Being considered the best of my group is rather flattering when taken out of context, but in all honesty when compared with the people I work with it’s like being told you’re the best victim a serial killer has ever head. Great or not you’re still gonna die.
There are of course some repercussions to moving, if indeed it does end up happening. First of is that my weekly schedule will change drastically. Instead of working the late shift during the week, I will work the red-eye shift on the weekend, consisting of three 12-hour shifts. It will also be in a different building, which when combined with the change in time means I’m going to lose that cherished personal time I get with the demented denizens of the Cube Jungle.
This may change the format, regularity, and even the very existence of this little blog. Since I won’t really be one of the Cubers any more, it may not be feasible to continue writing about my little monkey cohorts. Then again, I could end up moving into a whole new Jungle of rare and mysterious animals. After all, the new office would have such wonderful people as Norman Bates, who spent an entire night telling me about the meaning, origin, and importance off the sizing information on the side of a cars tire. Really…all night. Then there’s Mr. Anderson (as in The Matrix…Miiiisterrr Annnnderson) who was moved to working in the middle of the night during the week because no one could stand working with him.

### DATA LINES
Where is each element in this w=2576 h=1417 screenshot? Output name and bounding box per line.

### REQUIRED TASK
Retype the whole blog post about the possible shift change, word for word. None of the material is needed here.

### PROBLEM SOLUTION
Being considered the best of my group is rather flattering when taken out of context, but in all honesty when compared with the people I work with it’s like being told you’re the best victim a serial killer has ever head. Great or not you’re still gonna die.
There are of course some repercussions to moving, if indeed it does end up happening. First of is that my weekly schedule will change drastically. Instead of working the late shift during the week, I will work the red-eye shift on the weekend, consisting of three 12-hour shifts. It will also be in a different building, which when combined with the change in time means I’m going to lose that cherished personal time I get with the demented denizens of the Cube Jungle.
This may change the format, regularity, and even the very existence of this little blog. Since I won’t really be one of the Cubers any more, it may not be feasible to continue writing about my little monkey cohorts. Then again, I could end up moving into a whole new Jungle of rare and mysterious animals. After all, the new office would have such wonderful people as Norman Bates, who spent an entire night telling me about the meaning, origin, and importance off the sizing information on the side of a cars tire. Really…all night. Then there’s Mr. Anderson (as in The Matrix…Miiiisterrr Annnnderson) who was moved to working in the middle of the night during the week because no one could stand working with him.